__What to produce__
Print every record below exactly as written.

__Material supplied__
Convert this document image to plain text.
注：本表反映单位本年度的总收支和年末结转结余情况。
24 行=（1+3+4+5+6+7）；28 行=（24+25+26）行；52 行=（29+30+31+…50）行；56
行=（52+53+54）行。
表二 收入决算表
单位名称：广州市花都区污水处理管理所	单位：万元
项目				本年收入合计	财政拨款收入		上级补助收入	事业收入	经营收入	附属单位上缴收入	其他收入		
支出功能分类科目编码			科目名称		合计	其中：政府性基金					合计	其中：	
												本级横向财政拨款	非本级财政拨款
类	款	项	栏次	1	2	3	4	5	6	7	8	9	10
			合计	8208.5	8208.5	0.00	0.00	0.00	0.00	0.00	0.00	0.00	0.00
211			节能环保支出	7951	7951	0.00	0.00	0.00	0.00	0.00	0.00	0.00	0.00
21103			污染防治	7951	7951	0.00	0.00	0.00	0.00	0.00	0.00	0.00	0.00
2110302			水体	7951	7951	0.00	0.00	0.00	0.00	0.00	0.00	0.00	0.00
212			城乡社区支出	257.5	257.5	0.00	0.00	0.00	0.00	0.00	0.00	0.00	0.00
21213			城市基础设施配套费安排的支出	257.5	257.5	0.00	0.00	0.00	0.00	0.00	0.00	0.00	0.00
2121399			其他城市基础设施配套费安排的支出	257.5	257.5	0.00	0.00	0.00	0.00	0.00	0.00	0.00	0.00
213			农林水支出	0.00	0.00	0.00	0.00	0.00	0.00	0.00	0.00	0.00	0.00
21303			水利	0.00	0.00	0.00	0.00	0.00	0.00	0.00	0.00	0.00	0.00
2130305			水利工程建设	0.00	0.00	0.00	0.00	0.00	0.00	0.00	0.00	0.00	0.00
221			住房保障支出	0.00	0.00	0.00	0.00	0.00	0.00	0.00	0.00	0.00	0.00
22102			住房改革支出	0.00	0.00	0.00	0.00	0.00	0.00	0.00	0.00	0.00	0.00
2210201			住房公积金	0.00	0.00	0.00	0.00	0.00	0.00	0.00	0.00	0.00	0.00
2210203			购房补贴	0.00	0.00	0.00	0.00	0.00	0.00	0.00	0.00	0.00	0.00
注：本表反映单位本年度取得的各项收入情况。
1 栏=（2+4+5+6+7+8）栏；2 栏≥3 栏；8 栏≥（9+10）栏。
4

__The response__
Convert this document image to plain text.
注：本表反映单位本年度的总收支和年末结转结余情况。
24 行=（1+3+4+5+6+7）；28 行=（24+25+26）行；52 行=（29+30+31+…50）行；56
行=（52+53+54）行。
表二 收入决算表
单位名称：广州市花都区污水处理管理所	单位：万元
项目				本年收入合计	财政拨款收入		上级补助收入	事业收入	经营收入	附属单位上缴收入	其他收入		
支出功能分类科目编码			科目名称		合计	其中：政府性基金					合计	其中：	
												本级横向财政拨款	非本级财政拨款
类	款	项	栏次	1	2	3	4	5	6	7	8	9	10
			合计	8208.5	8208.5	0.00	0.00	0.00	0.00	0.00	0.00	0.00	0.00
211			节能环保支出	7951	7951	0.00	0.00	0.00	0.00	0.00	0.00	0.00	0.00
21103			污染防治	7951	7951	0.00	0.00	0.00	0.00	0.00	0.00	0.00	0.00
2110302			水体	7951	7951	0.00	0.00	0.00	0.00	0.00	0.00	0.00	0.00
212			城乡社区支出	257.5	257.5	0.00	0.00	0.00	0.00	0.00	0.00	0.00	0.00
21213			城市基础设施配套费安排的支出	257.5	257.5	0.00	0.00	0.00	0.00	0.00	0.00	0.00	0.00
2121399			其他城市基础设施配套费安排的支出	257.5	257.5	0.00	0.00	0.00	0.00	0.00	0.00	0.00	0.00
213			农林水支出	0.00	0.00	0.00	0.00	0.00	0.00	0.00	0.00	0.00	0.00
21303			水利	0.00	0.00	0.00	0.00	0.00	0.00	0.00	0.00	0.00	0.00
2130305			水利工程建设	0.00	0.00	0.00	0.00	0.00	0.00	0.00	0.00	0.00	0.00
221			住房保障支出	0.00	0.00	0.00	0.00	0.00	0.00	0.00	0.00	0.00	0.00
22102			住房改革支出	0.00	0.00	0.00	0.00	0.00	0.00	0.00	0.00	0.00	0.00
2210201			住房公积金	0.00	0.00	0.00	0.00	0.00	0.00	0.00	0.00	0.00	0.00
2210203			购房补贴	0.00	0.00	0.00	0.00	0.00	0.00	0.00	0.00	0.00	0.00
注：本表反映单位本年度取得的各项收入情况。
1 栏=（2+4+5+6+7+8）栏；2 栏≥3 栏；8 栏≥（9+10）栏。
4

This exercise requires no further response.